#### Directive
Output the full material exactly as it appears here.

#### Provided information
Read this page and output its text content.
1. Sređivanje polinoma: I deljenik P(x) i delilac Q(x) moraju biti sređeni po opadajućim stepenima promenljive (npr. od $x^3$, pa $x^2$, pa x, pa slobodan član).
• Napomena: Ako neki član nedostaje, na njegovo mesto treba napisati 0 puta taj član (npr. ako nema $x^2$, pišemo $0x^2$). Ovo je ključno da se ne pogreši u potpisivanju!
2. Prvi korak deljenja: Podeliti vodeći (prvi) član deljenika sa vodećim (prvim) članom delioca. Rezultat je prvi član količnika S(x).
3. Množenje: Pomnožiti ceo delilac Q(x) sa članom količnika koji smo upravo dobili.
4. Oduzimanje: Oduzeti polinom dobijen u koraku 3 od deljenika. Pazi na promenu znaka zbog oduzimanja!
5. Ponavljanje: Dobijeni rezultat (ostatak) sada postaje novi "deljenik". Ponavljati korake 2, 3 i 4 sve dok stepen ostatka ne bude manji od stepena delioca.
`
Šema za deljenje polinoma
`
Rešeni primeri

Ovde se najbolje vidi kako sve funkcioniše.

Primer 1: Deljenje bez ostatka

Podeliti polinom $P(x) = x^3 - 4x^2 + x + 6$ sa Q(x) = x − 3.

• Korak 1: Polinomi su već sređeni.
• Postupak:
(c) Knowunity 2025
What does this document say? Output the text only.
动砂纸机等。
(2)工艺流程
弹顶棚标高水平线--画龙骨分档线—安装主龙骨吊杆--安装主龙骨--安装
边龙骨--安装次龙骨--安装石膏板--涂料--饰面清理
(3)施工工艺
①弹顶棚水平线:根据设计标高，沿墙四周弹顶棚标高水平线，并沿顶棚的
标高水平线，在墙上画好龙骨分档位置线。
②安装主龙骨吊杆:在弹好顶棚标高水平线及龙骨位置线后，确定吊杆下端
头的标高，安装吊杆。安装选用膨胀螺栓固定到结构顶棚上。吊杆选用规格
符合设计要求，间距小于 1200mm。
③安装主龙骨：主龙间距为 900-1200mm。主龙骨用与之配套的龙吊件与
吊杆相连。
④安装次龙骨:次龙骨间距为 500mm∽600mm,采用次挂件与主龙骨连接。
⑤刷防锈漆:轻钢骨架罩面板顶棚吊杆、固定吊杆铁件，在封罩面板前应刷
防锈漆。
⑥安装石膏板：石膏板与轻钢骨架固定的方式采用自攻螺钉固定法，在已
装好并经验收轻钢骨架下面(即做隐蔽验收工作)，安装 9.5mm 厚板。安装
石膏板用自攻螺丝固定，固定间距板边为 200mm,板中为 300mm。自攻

#### Exercise response
Read this page and output its text content.
1. Sređivanje polinoma: I deljenik P(x) i delilac Q(x) moraju biti sređeni po opadajućim stepenima promenljive (npr. od $x^3$, pa $x^2$, pa x, pa slobodan član).
• Napomena: Ako neki član nedostaje, na njegovo mesto treba napisati 0 puta taj član (npr. ako nema $x^2$, pišemo $0x^2$). Ovo je ključno da se ne pogreši u potpisivanju!
2. Prvi korak deljenja: Podeliti vodeći (prvi) član deljenika sa vodećim (prvim) članom delioca. Rezultat je prvi član količnika S(x).
3. Množenje: Pomnožiti ceo delilac Q(x) sa članom količnika koji smo upravo dobili.
4. Oduzimanje: Oduzeti polinom dobijen u koraku 3 od deljenika. Pazi na promenu znaka zbog oduzimanja!
5. Ponavljanje: Dobijeni rezultat (ostatak) sada postaje novi "deljenik". Ponavljati korake 2, 3 i 4 sve dok stepen ostatka ne bude manji od stepena delioca.
`
Šema za deljenje polinoma
`
Rešeni primeri

Ovde se najbolje vidi kako sve funkcioniše.

Primer 1: Deljenje bez ostatka

Podeliti polinom $P(x) = x^3 - 4x^2 + x + 6$ sa Q(x) = x − 3.

• Korak 1: Polinomi su već sređeni.
• Postupak:
(c) Knowunity 2025
What does this document say? Output the text only.
动砂纸机等。
(2)工艺流程
弹顶棚标高水平线--画龙骨分档线—安装主龙骨吊杆--安装主龙骨--安装
边龙骨--安装次龙骨--安装石膏板--涂料--饰面清理
(3)施工工艺
①弹顶棚水平线:根据设计标高，沿墙四周弹顶棚标高水平线，并沿顶棚的
标高水平线，在墙上画好龙骨分档位置线。
②安装主龙骨吊杆:在弹好顶棚标高水平线及龙骨位置线后，确定吊杆下端
头的标高，安装吊杆。安装选用膨胀螺栓固定到结构顶棚上。吊杆选用规格
符合设计要求，间距小于 1200mm。
③安装主龙骨：主龙间距为 900-1200mm。主龙骨用与之配套的龙吊件与
吊杆相连。
④安装次龙骨:次龙骨间距为 500mm∽600mm,采用次挂件与主龙骨连接。
⑤刷防锈漆:轻钢骨架罩面板顶棚吊杆、固定吊杆铁件，在封罩面板前应刷
防锈漆。
⑥安装石膏板：石膏板与轻钢骨架固定的方式采用自攻螺钉固定法，在已
装好并经验收轻钢骨架下面(即做隐蔽验收工作)，安装 9.5mm 厚板。安装
石膏板用自攻螺丝固定，固定间距板边为 200mm,板中为 300mm。自攻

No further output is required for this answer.